● Problem to solve
Only the number is needed: how many lines of the records include "burlar"?

● Data supplied
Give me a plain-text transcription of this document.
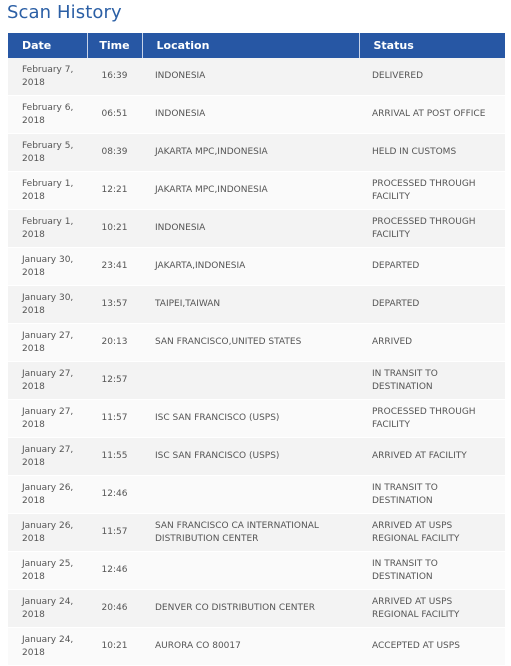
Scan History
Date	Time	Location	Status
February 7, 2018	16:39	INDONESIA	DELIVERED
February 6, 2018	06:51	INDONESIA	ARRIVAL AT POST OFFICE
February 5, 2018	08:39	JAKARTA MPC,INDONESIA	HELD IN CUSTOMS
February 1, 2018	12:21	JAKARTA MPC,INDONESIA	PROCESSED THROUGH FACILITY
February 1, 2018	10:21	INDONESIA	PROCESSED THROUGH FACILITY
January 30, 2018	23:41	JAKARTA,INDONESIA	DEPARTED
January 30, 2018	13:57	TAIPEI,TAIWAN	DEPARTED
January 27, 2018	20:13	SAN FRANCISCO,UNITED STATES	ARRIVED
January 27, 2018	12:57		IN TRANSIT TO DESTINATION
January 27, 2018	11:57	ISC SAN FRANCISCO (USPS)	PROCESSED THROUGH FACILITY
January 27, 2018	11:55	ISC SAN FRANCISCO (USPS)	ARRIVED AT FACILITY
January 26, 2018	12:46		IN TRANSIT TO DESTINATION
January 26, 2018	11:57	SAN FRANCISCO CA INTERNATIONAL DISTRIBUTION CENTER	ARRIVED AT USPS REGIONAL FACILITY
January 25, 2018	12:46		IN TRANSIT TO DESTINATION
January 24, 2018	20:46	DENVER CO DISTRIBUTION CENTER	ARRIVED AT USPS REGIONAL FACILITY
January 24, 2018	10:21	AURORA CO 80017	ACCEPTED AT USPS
...
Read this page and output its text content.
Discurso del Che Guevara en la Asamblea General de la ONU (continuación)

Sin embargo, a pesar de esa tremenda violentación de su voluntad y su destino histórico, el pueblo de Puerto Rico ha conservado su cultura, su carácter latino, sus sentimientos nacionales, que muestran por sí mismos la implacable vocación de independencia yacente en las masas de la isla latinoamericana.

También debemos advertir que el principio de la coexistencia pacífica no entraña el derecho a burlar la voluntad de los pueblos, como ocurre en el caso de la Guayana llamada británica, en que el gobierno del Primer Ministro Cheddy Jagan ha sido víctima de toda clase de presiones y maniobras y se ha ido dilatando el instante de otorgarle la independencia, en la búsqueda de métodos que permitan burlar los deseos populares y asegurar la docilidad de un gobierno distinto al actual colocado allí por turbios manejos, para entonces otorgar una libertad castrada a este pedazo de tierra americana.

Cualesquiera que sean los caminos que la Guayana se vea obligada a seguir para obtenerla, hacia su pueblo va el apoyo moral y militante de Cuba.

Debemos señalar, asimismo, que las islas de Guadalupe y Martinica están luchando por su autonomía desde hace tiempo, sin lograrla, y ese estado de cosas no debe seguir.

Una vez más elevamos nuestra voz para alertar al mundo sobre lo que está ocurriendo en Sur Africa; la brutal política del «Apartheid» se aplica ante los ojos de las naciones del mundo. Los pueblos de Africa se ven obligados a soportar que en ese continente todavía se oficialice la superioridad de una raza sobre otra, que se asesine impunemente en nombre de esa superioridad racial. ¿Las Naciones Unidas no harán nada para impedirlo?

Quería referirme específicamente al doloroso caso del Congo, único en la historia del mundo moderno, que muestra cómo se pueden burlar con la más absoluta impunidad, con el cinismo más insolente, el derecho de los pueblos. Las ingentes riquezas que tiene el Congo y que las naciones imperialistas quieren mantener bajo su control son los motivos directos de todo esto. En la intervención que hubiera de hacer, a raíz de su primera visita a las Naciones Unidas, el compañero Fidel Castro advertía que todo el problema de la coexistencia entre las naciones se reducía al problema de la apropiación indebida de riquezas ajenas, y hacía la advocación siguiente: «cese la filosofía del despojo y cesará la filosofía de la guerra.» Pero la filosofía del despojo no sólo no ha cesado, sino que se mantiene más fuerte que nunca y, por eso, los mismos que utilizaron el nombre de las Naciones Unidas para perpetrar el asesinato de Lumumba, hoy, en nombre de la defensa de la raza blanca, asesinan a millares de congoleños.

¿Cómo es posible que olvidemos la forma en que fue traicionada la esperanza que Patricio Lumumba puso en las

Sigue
* * *
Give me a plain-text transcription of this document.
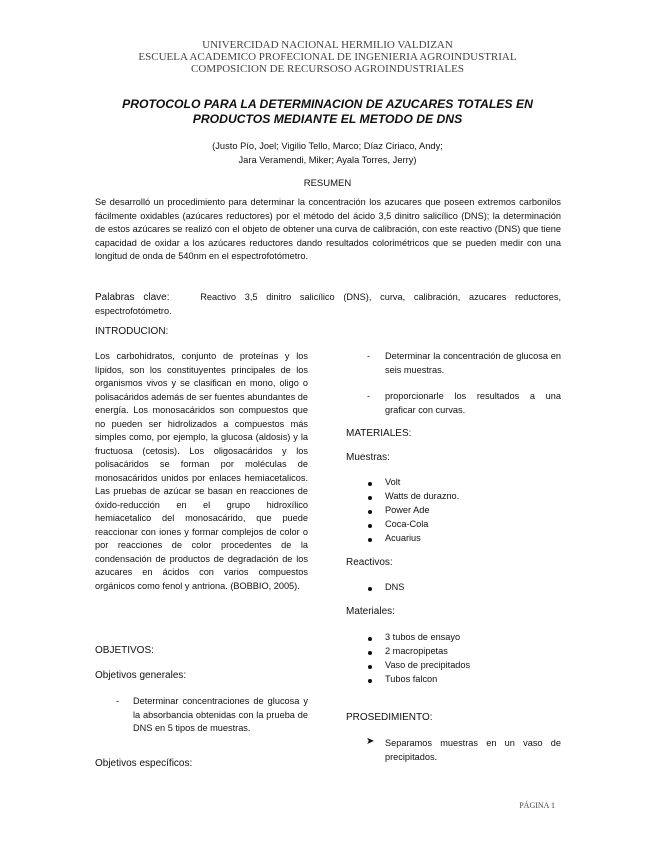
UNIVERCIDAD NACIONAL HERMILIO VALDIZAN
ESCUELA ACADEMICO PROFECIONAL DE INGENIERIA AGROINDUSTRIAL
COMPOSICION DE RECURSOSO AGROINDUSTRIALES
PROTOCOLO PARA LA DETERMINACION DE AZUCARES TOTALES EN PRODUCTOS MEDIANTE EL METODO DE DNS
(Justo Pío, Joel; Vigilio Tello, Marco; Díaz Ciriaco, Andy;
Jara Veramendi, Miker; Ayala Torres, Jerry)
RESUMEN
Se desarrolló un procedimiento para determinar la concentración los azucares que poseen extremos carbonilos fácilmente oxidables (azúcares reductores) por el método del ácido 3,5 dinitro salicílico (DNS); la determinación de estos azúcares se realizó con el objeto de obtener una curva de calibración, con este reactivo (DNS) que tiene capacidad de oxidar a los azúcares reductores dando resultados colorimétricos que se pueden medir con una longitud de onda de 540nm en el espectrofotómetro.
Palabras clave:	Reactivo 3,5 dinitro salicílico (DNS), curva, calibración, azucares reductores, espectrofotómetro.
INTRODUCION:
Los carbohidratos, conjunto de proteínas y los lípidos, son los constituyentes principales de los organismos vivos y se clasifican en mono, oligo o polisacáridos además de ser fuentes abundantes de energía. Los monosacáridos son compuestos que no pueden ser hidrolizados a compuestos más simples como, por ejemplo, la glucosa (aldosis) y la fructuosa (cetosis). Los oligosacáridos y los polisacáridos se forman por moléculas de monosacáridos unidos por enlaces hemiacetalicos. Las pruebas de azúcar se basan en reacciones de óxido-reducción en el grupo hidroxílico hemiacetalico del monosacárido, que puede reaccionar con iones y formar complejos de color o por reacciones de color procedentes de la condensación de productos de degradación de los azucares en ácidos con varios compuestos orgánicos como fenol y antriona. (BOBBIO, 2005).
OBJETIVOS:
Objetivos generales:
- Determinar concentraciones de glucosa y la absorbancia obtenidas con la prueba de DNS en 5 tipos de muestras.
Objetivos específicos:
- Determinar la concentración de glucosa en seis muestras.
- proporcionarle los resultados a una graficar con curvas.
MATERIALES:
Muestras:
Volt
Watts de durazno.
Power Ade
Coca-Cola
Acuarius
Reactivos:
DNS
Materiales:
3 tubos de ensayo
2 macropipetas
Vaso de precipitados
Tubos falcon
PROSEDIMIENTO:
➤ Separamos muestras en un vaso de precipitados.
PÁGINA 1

● Exercise answer
2